Each entry below is to be duplicated verbatim.

───── Extracted entries ─────

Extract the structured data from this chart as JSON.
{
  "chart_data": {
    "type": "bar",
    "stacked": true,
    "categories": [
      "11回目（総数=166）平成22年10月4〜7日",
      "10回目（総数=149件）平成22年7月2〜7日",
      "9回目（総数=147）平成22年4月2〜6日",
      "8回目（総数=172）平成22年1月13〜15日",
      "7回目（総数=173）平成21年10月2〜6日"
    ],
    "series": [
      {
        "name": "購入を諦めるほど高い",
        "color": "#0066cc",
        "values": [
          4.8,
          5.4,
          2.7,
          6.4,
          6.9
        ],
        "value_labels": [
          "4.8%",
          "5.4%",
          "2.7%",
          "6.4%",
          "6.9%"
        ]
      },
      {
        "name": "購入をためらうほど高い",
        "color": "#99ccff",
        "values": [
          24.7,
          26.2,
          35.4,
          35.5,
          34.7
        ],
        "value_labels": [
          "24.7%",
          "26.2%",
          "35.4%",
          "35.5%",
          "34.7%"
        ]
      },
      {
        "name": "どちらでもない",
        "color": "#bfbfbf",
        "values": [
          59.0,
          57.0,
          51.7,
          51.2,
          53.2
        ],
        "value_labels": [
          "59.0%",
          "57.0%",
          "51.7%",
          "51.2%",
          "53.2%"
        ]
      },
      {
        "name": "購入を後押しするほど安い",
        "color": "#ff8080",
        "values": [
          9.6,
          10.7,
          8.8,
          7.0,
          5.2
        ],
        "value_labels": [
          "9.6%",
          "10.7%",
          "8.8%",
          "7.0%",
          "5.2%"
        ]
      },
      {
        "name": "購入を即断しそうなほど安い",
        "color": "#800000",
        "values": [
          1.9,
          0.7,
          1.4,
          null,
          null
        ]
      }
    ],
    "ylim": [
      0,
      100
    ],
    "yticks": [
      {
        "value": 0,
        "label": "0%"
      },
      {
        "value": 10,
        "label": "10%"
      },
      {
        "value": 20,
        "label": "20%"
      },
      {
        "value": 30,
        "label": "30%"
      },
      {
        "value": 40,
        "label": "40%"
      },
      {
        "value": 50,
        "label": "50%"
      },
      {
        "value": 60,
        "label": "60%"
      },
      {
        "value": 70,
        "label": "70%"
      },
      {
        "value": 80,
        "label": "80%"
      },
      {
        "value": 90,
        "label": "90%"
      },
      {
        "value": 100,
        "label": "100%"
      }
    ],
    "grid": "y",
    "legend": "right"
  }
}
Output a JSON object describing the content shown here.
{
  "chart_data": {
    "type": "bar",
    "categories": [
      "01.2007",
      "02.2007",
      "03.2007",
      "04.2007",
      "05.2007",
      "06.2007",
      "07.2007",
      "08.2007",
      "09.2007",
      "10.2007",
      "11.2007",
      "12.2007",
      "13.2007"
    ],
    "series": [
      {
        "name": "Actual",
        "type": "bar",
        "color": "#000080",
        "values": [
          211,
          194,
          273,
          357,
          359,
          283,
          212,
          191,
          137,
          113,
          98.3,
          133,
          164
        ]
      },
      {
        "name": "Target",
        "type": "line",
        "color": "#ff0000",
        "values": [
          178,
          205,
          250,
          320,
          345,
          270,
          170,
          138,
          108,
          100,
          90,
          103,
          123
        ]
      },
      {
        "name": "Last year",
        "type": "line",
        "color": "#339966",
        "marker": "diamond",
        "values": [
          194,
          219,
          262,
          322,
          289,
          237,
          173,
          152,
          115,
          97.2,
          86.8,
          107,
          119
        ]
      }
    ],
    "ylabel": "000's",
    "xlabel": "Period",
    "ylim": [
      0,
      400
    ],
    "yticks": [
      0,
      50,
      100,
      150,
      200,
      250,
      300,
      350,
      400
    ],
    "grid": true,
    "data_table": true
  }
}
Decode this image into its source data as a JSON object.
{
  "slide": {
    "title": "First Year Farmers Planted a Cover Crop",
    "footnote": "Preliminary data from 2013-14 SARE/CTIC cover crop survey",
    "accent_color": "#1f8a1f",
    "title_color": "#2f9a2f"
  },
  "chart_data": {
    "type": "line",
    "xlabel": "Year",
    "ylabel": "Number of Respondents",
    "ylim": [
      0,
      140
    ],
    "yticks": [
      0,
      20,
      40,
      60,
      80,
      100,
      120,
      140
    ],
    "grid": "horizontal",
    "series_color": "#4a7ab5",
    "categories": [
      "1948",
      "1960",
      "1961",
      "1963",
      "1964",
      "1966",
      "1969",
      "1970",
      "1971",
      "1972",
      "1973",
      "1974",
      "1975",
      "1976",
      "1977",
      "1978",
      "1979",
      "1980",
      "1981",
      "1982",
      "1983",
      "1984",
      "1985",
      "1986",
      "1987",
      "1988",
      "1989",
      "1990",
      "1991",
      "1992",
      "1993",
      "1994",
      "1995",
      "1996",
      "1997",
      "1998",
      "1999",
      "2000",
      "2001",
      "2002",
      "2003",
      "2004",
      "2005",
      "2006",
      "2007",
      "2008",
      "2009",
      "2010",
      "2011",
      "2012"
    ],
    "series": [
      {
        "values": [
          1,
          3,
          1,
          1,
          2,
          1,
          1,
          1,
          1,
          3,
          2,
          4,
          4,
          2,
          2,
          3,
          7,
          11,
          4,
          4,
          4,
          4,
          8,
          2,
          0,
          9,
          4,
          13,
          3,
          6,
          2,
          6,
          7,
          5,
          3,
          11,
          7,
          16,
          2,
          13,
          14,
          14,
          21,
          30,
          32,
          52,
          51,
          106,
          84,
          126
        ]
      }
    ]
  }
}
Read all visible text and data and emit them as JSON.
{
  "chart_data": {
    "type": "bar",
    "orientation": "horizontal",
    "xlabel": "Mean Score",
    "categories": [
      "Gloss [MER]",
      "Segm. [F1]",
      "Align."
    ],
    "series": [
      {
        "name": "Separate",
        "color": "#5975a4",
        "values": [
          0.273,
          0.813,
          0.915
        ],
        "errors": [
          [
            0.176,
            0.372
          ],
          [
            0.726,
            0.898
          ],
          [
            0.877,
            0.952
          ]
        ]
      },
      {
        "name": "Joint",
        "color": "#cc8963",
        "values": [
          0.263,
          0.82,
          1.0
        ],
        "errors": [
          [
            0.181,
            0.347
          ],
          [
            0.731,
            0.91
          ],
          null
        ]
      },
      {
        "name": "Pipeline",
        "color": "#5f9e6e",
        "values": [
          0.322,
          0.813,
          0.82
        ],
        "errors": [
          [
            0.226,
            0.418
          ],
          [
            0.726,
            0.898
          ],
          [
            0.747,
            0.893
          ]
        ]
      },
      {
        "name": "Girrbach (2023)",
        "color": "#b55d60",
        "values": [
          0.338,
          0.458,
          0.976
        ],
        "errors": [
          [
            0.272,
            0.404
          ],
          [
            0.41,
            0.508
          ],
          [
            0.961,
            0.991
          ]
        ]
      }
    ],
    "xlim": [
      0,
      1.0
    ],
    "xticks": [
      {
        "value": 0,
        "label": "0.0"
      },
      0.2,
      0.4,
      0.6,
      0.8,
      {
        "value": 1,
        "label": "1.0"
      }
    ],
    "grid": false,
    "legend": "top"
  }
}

─────

--- Task solution ---
Extract the structured data from this chart as JSON.
{
  "chart_data": {
    "type": "bar",
    "stacked": true,
    "categories": [
      "11回目（総数=166）平成22年10月4〜7日",
      "10回目（総数=149件）平成22年7月2〜7日",
      "9回目（総数=147）平成22年4月2〜6日",
      "8回目（総数=172）平成22年1月13〜15日",
      "7回目（総数=173）平成21年10月2〜6日"
    ],
    "series": [
      {
        "name": "購入を諦めるほど高い",
        "color": "#0066cc",
        "values": [
          4.8,
          5.4,
          2.7,
          6.4,
          6.9
        ],
        "value_labels": [
          "4.8%",
          "5.4%",
          "2.7%",
          "6.4%",
          "6.9%"
        ]
      },
      {
        "name": "購入をためらうほど高い",
        "color": "#99ccff",
        "values": [
          24.7,
          26.2,
          35.4,
          35.5,
          34.7
        ],
        "value_labels": [
          "24.7%",
          "26.2%",
          "35.4%",
          "35.5%",
          "34.7%"
        ]
      },
      {
        "name": "どちらでもない",
        "color": "#bfbfbf",
        "values": [
          59.0,
          57.0,
          51.7,
          51.2,
          53.2
        ],
        "value_labels": [
          "59.0%",
          "57.0%",
          "51.7%",
          "51.2%",
          "53.2%"
        ]
      },
      {
        "name": "購入を後押しするほど安い",
        "color": "#ff8080",
        "values": [
          9.6,
          10.7,
          8.8,
          7.0,
          5.2
        ],
        "value_labels": [
          "9.6%",
          "10.7%",
          "8.8%",
          "7.0%",
          "5.2%"
        ]
      },
      {
        "name": "購入を即断しそうなほど安い",
        "color": "#800000",
        "values": [
          1.9,
          0.7,
          1.4,
          null,
          null
        ]
      }
    ],
    "ylim": [
      0,
      100
    ],
    "yticks": [
      {
        "value": 0,
        "label": "0%"
      },
      {
        "value": 10,
        "label": "10%"
      },
      {
        "value": 20,
        "label": "20%"
      },
      {
        "value": 30,
        "label": "30%"
      },
      {
        "value": 40,
        "label": "40%"
      },
      {
        "value": 50,
        "label": "50%"
      },
      {
        "value": 60,
        "label": "60%"
      },
      {
        "value": 70,
        "label": "70%"
      },
      {
        "value": 80,
        "label": "80%"
      },
      {
        "value": 90,
        "label": "90%"
      },
      {
        "value": 100,
        "label": "100%"
      }
    ],
    "grid": "y",
    "legend": "right"
  }
}
Output a JSON object describing the content shown here.
{
  "chart_data": {
    "type": "bar",
    "categories": [
      "01.2007",
      "02.2007",
      "03.2007",
      "04.2007",
      "05.2007",
      "06.2007",
      "07.2007",
      "08.2007",
      "09.2007",
      "10.2007",
      "11.2007",
      "12.2007",
      "13.2007"
    ],
    "series": [
      {
        "name": "Actual",
        "type": "bar",
        "color": "#000080",
        "values": [
          211,
          194,
          273,
          357,
          359,
          283,
          212,
          191,
          137,
          113,
          98.3,
          133,
          164
        ]
      },
      {
        "name": "Target",
        "type": "line",
        "color": "#ff0000",
        "values": [
          178,
          205,
          250,
          320,
          345,
          270,
          170,
          138,
          108,
          100,
          90,
          103,
          123
        ]
      },
      {
        "name": "Last year",
        "type": "line",
        "color": "#339966",
        "marker": "diamond",
        "values": [
          194,
          219,
          262,
          322,
          289,
          237,
          173,
          152,
          115,
          97.2,
          86.8,
          107,
          119
        ]
      }
    ],
    "ylabel": "000's",
    "xlabel": "Period",
    "ylim": [
      0,
      400
    ],
    "yticks": [
      0,
      50,
      100,
      150,
      200,
      250,
      300,
      350,
      400
    ],
    "grid": true,
    "data_table": true
  }
}
Decode this image into its source data as a JSON object.
{
  "slide": {
    "title": "First Year Farmers Planted a Cover Crop",
    "footnote": "Preliminary data from 2013-14 SARE/CTIC cover crop survey",
    "accent_color": "#1f8a1f",
    "title_color": "#2f9a2f"
  },
  "chart_data": {
    "type": "line",
    "xlabel": "Year",
    "ylabel": "Number of Respondents",
    "ylim": [
      0,
      140
    ],
    "yticks": [
      0,
      20,
      40,
      60,
      80,
      100,
      120,
      140
    ],
    "grid": "horizontal",
    "series_color": "#4a7ab5",
    "categories": [
      "1948",
      "1960",
      "1961",
      "1963",
      "1964",
      "1966",
      "1969",
      "1970",
      "1971",
      "1972",
      "1973",
      "1974",
      "1975",
      "1976",
      "1977",
      "1978",
      "1979",
      "1980",
      "1981",
      "1982",
      "1983",
      "1984",
      "1985",
      "1986",
      "1987",
      "1988",
      "1989",
      "1990",
      "1991",
      "1992",
      "1993",
      "1994",
      "1995",
      "1996",
      "1997",
      "1998",
      "1999",
      "2000",
      "2001",
      "2002",
      "2003",
      "2004",
      "2005",
      "2006",
      "2007",
      "2008",
      "2009",
      "2010",
      "2011",
      "2012"
    ],
    "series": [
      {
        "values": [
          1,
          3,
          1,
          1,
          2,
          1,
          1,
          1,
          1,
          3,
          2,
          4,
          4,
          2,
          2,
          3,
          7,
          11,
          4,
          4,
          4,
          4,
          8,
          2,
          0,
          9,
          4,
          13,
          3,
          6,
          2,
          6,
          7,
          5,
          3,
          11,
          7,
          16,
          2,
          13,
          14,
          14,
          21,
          30,
          32,
          52,
          51,
          106,
          84,
          126
        ]
      }
    ]
  }
}
Read all visible text and data and emit them as JSON.
{
  "chart_data": {
    "type": "bar",
    "orientation": "horizontal",
    "xlabel": "Mean Score",
    "categories": [
      "Gloss [MER]",
      "Segm. [F1]",
      "Align."
    ],
    "series": [
      {
        "name": "Separate",
        "color": "#5975a4",
        "values": [
          0.273,
          0.813,
          0.915
        ],
        "errors": [
          [
            0.176,
            0.372
          ],
          [
            0.726,
            0.898
          ],
          [
            0.877,
            0.952
          ]
        ]
      },
      {
        "name": "Joint",
        "color": "#cc8963",
        "values": [
          0.263,
          0.82,
          1.0
        ],
        "errors": [
          [
            0.181,
            0.347
          ],
          [
            0.731,
            0.91
          ],
          null
        ]
      },
      {
        "name": "Pipeline",
        "color": "#5f9e6e",
        "values": [
          0.322,
          0.813,
          0.82
        ],
        "errors": [
          [
            0.226,
            0.418
          ],
          [
            0.726,
            0.898
          ],
          [
            0.747,
            0.893
          ]
        ]
      },
      {
        "name": "Girrbach (2023)",
        "color": "#b55d60",
        "values": [
          0.338,
          0.458,
          0.976
        ],
        "errors": [
          [
            0.272,
            0.404
          ],
          [
            0.41,
            0.508
          ],
          [
            0.961,
            0.991
          ]
        ]
      }
    ],
    "xlim": [
      0,
      1.0
    ],
    "xticks": [
      {
        "value": 0,
        "label": "0.0"
      },
      0.2,
      0.4,
      0.6,
      0.8,
      {
        "value": 1,
        "label": "1.0"
      }
    ],
    "grid": false,
    "legend": "top"
  }
}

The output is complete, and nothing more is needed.